§ **Figure record listings**

☆ ☆ ☆

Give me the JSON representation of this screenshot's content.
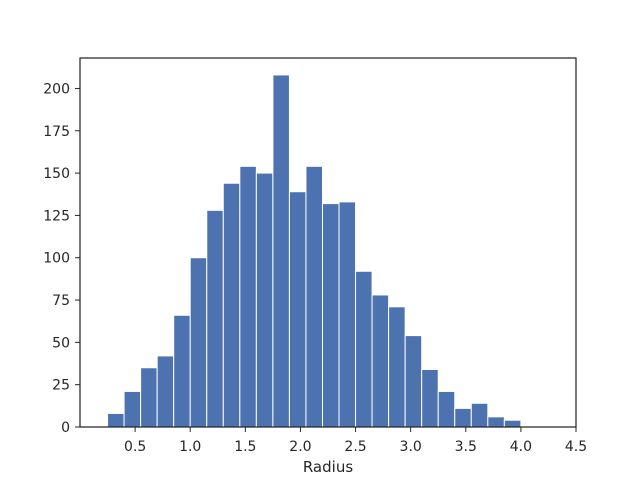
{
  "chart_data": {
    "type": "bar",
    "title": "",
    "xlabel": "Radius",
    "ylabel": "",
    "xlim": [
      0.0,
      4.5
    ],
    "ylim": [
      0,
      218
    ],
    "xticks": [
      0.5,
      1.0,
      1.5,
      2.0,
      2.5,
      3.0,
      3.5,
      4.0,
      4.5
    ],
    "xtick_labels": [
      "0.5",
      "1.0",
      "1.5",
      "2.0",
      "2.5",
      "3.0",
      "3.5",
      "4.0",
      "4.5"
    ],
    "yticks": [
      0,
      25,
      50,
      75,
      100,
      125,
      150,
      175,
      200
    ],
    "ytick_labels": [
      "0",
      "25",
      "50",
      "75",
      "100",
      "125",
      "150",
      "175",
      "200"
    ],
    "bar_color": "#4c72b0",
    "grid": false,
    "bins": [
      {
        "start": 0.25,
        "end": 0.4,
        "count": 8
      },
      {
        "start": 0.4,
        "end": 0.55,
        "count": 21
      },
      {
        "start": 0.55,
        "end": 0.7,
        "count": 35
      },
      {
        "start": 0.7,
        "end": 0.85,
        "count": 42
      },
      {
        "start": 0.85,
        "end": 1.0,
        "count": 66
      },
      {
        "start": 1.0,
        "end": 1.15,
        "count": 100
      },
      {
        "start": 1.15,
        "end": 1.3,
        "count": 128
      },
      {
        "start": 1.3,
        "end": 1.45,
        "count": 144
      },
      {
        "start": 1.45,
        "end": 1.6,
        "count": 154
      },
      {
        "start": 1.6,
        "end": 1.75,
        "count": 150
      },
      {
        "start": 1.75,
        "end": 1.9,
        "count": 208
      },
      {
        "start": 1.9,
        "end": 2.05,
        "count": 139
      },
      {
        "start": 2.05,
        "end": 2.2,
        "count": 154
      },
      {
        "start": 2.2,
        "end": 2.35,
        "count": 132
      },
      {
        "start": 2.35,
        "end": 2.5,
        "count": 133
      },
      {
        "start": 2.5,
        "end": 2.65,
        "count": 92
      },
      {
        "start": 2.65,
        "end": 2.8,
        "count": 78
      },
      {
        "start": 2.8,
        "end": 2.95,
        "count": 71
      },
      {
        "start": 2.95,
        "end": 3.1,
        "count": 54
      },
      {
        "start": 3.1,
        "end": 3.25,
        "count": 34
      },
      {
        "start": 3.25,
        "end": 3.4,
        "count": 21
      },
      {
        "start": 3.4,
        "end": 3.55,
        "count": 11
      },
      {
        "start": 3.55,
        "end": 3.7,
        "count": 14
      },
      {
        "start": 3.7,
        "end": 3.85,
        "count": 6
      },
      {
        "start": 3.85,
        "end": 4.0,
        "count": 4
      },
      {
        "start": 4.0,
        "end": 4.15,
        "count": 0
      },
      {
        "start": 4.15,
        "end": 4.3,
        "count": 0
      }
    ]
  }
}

☆ ☆ ☆

§ **Stated goal**
Exclude every picture and copy the remaining data exactly.

§ **Solution for this task**
Give me the JSON representation of this screenshot's content.
{
  "chart_data": {
    "type": "bar",
    "title": "",
    "xlabel": "Radius",
    "ylabel": "",
    "xlim": [
      0.0,
      4.5
    ],
    "ylim": [
      0,
      218
    ],
    "xticks": [
      0.5,
      1.0,
      1.5,
      2.0,
      2.5,
      3.0,
      3.5,
      4.0,
      4.5
    ],
    "xtick_labels": [
      "0.5",
      "1.0",
      "1.5",
      "2.0",
      "2.5",
      "3.0",
      "3.5",
      "4.0",
      "4.5"
    ],
    "yticks": [
      0,
      25,
      50,
      75,
      100,
      125,
      150,
      175,
      200
    ],
    "ytick_labels": [
      "0",
      "25",
      "50",
      "75",
      "100",
      "125",
      "150",
      "175",
      "200"
    ],
    "bar_color": "#4c72b0",
    "grid": false,
    "bins": [
      {
        "start": 0.25,
        "end": 0.4,
        "count": 8
      },
      {
        "start": 0.4,
        "end": 0.55,
        "count": 21
      },
      {
        "start": 0.55,
        "end": 0.7,
        "count": 35
      },
      {
        "start": 0.7,
        "end": 0.85,
        "count": 42
      },
      {
        "start": 0.85,
        "end": 1.0,
        "count": 66
      },
      {
        "start": 1.0,
        "end": 1.15,
        "count": 100
      },
      {
        "start": 1.15,
        "end": 1.3,
        "count": 128
      },
      {
        "start": 1.3,
        "end": 1.45,
        "count": 144
      },
      {
        "start": 1.45,
        "end": 1.6,
        "count": 154
      },
      {
        "start": 1.6,
        "end": 1.75,
        "count": 150
      },
      {
        "start": 1.75,
        "end": 1.9,
        "count": 208
      },
      {
        "start": 1.9,
        "end": 2.05,
        "count": 139
      },
      {
        "start": 2.05,
        "end": 2.2,
        "count": 154
      },
      {
        "start": 2.2,
        "end": 2.35,
        "count": 132
      },
      {
        "start": 2.35,
        "end": 2.5,
        "count": 133
      },
      {
        "start": 2.5,
        "end": 2.65,
        "count": 92
      },
      {
        "start": 2.65,
        "end": 2.8,
        "count": 78
      },
      {
        "start": 2.8,
        "end": 2.95,
        "count": 71
      },
      {
        "start": 2.95,
        "end": 3.1,
        "count": 54
      },
      {
        "start": 3.1,
        "end": 3.25,
        "count": 34
      },
      {
        "start": 3.25,
        "end": 3.4,
        "count": 21
      },
      {
        "start": 3.4,
        "end": 3.55,
        "count": 11
      },
      {
        "start": 3.55,
        "end": 3.7,
        "count": 14
      },
      {
        "start": 3.7,
        "end": 3.85,
        "count": 6
      },
      {
        "start": 3.85,
        "end": 4.0,
        "count": 4
      },
      {
        "start": 4.0,
        "end": 4.15,
        "count": 0
      },
      {
        "start": 4.15,
        "end": 4.3,
        "count": 0
      }
    ]
  }
}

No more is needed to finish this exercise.